- **PROBLEM STATEMENT**:
Exclude any images and output the remaining records exactly.

* begin ROWS *

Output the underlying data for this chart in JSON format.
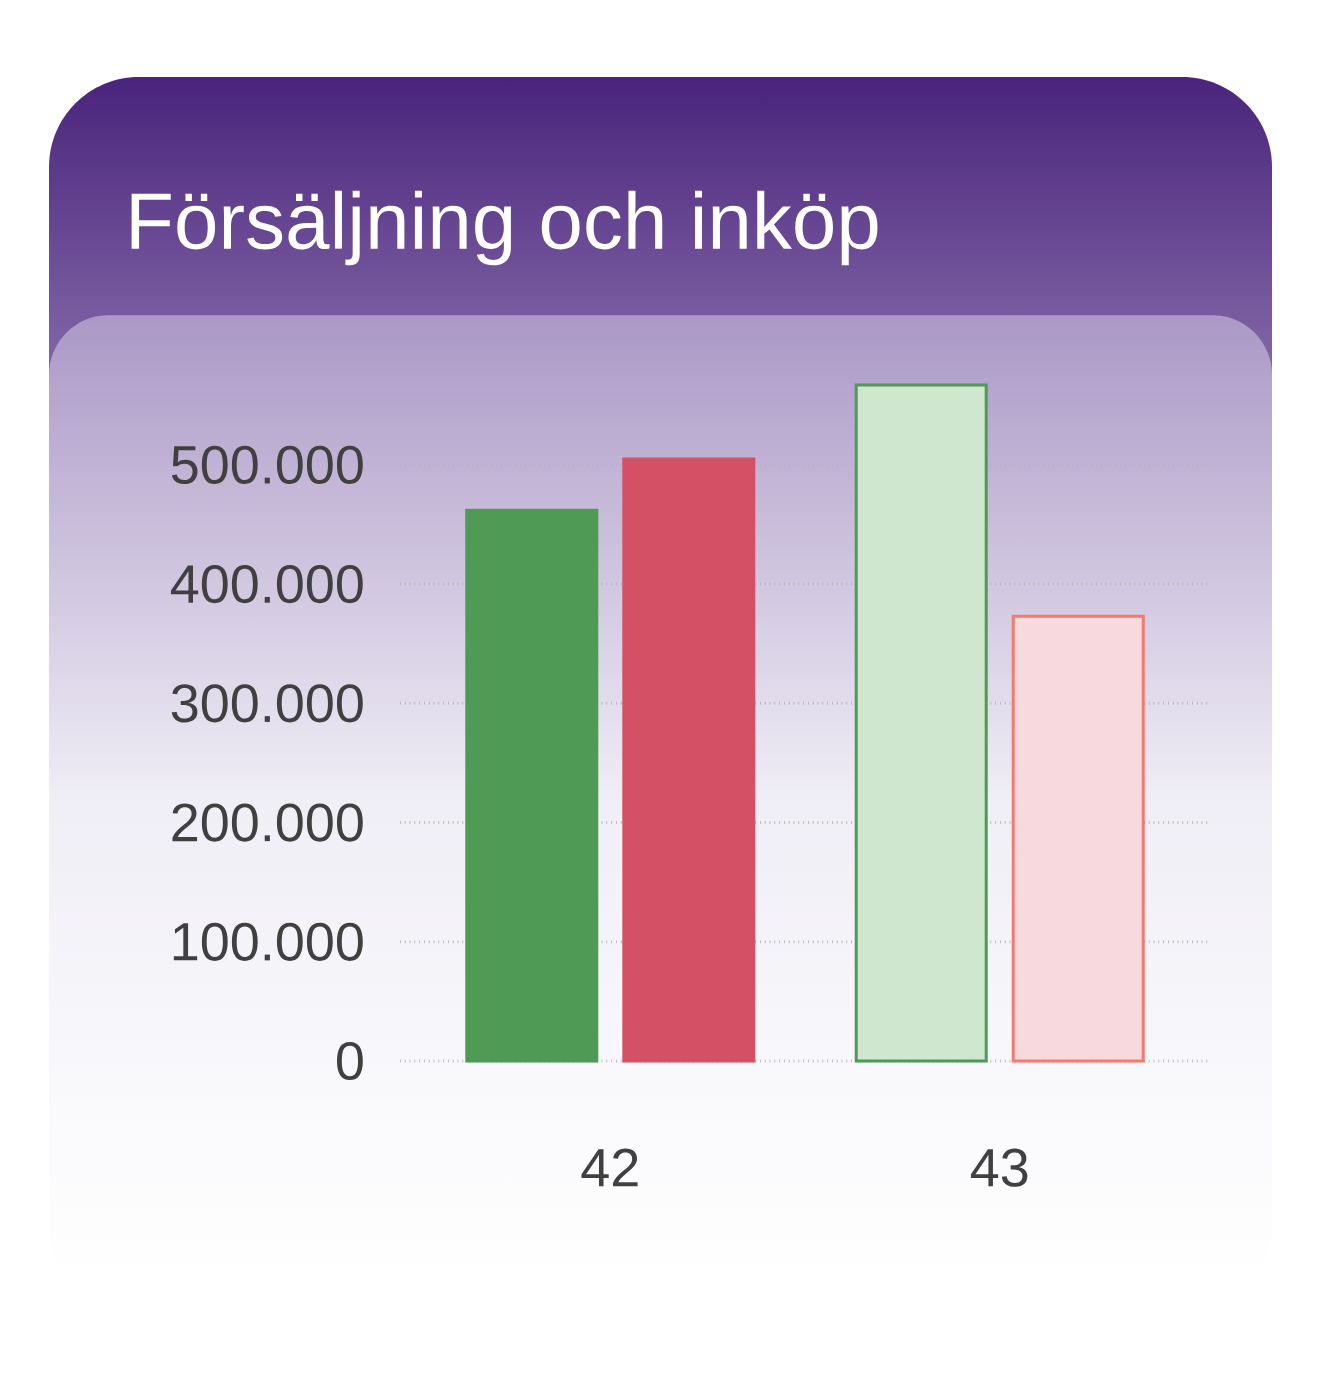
{
  "chart_data": {
    "type": "bar",
    "title": "Försäljning och inköp",
    "categories": [
      "42",
      "43"
    ],
    "series": [
      {
        "color": "#4f9a55",
        "colors": [
          "#4f9a55",
          "#cfe6cf"
        ],
        "values": [
          462000,
          567000
        ]
      },
      {
        "color": "#f57a6e",
        "colors": [
          "#d45064",
          "#f8d9de"
        ],
        "values": [
          505000,
          373000
        ]
      }
    ],
    "yticks": [
      {
        "value": 0,
        "label": "0"
      },
      {
        "value": 100000,
        "label": "100.000"
      },
      {
        "value": 200000,
        "label": "200.000"
      },
      {
        "value": 300000,
        "label": "300.000"
      },
      {
        "value": 400000,
        "label": "400.000"
      },
      {
        "value": 500000,
        "label": "500.000"
      }
    ],
    "ylim": [
      0,
      567000
    ],
    "grid": "y"
  }
}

* end ROWS *

- **IN RESPONSE**:
Output the underlying data for this chart in JSON format.
{
  "chart_data": {
    "type": "bar",
    "title": "Försäljning och inköp",
    "categories": [
      "42",
      "43"
    ],
    "series": [
      {
        "color": "#4f9a55",
        "colors": [
          "#4f9a55",
          "#cfe6cf"
        ],
        "values": [
          462000,
          567000
        ]
      },
      {
        "color": "#f57a6e",
        "colors": [
          "#d45064",
          "#f8d9de"
        ],
        "values": [
          505000,
          373000
        ]
      }
    ],
    "yticks": [
      {
        "value": 0,
        "label": "0"
      },
      {
        "value": 100000,
        "label": "100.000"
      },
      {
        "value": 200000,
        "label": "200.000"
      },
      {
        "value": 300000,
        "label": "300.000"
      },
      {
        "value": 400000,
        "label": "400.000"
      },
      {
        "value": 500000,
        "label": "500.000"
      }
    ],
    "ylim": [
      0,
      567000
    ],
    "grid": "y"
  }
}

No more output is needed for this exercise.